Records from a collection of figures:
** START **

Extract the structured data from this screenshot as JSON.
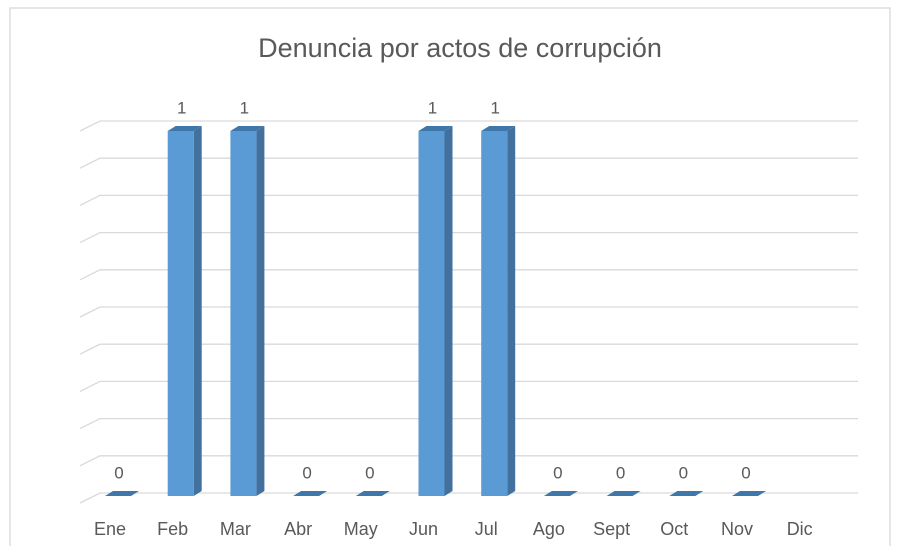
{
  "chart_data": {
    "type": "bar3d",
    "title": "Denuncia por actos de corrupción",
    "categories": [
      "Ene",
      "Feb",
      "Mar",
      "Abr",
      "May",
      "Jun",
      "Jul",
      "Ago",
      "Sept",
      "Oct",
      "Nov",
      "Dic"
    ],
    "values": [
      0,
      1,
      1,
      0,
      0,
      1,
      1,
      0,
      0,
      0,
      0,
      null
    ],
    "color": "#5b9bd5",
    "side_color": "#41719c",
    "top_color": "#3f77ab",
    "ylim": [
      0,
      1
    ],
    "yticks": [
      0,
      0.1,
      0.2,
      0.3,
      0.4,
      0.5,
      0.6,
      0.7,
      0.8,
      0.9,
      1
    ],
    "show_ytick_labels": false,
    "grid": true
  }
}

** END **
** START **

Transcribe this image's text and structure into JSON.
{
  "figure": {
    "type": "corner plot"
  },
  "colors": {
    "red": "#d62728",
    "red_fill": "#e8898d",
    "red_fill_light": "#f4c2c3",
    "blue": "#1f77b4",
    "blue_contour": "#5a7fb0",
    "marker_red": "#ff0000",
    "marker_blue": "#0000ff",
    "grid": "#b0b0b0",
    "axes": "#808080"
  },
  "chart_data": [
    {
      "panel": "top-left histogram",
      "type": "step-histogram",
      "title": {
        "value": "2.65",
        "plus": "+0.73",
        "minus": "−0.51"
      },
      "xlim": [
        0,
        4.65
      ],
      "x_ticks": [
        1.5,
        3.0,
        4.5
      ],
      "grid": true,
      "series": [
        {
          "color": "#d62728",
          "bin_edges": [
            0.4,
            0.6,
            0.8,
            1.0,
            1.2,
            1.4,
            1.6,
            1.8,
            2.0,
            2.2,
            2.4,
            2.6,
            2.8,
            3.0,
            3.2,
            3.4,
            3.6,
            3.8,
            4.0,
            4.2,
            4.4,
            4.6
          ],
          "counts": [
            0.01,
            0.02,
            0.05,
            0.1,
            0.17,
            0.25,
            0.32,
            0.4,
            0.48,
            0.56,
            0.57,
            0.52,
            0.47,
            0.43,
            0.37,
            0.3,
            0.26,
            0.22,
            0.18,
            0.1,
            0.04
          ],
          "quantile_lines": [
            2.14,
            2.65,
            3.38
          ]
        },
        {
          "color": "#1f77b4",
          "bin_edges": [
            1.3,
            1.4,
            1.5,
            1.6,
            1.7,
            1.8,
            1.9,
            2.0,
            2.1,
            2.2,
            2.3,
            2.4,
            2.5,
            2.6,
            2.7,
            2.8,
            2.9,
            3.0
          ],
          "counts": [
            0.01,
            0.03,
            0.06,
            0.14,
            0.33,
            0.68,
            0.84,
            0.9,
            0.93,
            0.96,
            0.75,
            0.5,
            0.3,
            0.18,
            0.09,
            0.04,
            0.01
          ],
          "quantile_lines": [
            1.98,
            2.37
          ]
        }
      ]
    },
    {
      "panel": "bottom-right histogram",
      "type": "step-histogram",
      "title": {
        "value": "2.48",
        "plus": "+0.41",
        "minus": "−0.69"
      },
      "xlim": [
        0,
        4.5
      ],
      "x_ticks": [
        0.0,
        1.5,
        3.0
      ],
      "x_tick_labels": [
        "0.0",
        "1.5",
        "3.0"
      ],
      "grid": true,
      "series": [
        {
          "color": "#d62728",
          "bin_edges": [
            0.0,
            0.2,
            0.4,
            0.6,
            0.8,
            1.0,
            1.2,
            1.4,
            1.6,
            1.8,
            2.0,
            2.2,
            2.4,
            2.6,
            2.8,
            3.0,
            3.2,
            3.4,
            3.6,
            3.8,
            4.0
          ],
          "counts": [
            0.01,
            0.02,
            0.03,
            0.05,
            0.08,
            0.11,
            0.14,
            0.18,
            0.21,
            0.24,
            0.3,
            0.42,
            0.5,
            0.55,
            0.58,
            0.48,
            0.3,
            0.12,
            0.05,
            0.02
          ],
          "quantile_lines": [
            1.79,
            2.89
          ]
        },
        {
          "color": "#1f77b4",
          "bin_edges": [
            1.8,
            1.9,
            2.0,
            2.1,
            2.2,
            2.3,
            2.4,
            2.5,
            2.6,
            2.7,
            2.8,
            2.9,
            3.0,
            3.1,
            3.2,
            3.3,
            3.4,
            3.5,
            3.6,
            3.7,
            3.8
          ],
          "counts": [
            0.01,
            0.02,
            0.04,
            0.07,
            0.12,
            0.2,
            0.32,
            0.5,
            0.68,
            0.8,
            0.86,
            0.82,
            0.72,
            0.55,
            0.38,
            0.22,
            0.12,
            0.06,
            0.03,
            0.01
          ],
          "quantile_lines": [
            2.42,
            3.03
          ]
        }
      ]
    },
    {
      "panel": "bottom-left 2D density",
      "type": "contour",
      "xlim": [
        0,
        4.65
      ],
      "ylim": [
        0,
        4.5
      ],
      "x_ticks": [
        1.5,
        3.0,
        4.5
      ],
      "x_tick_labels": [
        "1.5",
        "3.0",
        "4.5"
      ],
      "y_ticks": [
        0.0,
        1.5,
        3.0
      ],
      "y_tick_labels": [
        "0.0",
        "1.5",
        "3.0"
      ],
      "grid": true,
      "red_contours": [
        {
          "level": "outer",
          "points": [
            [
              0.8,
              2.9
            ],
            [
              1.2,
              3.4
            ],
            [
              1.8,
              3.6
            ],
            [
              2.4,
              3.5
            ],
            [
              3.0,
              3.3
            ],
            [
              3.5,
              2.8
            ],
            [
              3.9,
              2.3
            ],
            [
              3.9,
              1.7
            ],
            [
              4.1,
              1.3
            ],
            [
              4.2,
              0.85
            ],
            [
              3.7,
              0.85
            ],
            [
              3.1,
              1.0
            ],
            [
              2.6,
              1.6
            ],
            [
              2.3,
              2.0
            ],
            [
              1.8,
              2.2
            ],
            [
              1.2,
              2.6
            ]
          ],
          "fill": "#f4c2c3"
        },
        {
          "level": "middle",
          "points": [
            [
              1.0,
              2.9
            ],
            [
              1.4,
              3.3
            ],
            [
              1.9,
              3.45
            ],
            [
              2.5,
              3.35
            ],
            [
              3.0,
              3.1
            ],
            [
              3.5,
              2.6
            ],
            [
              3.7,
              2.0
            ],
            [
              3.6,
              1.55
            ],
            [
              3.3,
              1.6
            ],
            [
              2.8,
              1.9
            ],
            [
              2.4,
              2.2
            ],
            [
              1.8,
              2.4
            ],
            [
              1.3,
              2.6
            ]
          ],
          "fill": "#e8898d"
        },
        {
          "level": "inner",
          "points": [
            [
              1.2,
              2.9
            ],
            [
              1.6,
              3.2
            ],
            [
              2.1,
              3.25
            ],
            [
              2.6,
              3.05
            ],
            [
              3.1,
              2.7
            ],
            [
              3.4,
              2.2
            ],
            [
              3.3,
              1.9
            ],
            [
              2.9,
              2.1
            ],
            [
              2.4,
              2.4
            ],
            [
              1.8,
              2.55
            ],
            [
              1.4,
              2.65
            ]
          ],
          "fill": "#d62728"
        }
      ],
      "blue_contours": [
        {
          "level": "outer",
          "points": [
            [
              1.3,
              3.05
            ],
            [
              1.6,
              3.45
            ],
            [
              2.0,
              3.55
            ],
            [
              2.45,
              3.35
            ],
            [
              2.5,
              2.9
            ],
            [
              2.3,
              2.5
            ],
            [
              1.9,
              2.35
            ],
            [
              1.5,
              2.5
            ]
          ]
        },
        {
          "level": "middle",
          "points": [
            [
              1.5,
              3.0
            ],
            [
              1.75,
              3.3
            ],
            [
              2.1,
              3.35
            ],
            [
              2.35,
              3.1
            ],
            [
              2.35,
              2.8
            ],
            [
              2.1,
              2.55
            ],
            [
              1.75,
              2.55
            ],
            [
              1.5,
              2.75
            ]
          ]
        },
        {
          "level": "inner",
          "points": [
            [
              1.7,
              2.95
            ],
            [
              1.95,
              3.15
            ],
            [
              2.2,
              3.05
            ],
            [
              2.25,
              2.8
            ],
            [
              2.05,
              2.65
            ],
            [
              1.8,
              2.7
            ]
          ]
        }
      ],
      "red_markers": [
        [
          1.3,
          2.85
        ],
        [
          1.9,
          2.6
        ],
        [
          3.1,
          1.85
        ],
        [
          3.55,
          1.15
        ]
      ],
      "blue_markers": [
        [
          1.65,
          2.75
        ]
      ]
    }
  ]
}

** END **

◆ Problem details: Search the listing for the word "type". Copy every line in which it occurs.

◆ Result of this exercise:
    "type": "bar3d",
    "type": "corner plot"
      "type": "step-histogram",
      "type": "step-histogram",
      "type": "contour",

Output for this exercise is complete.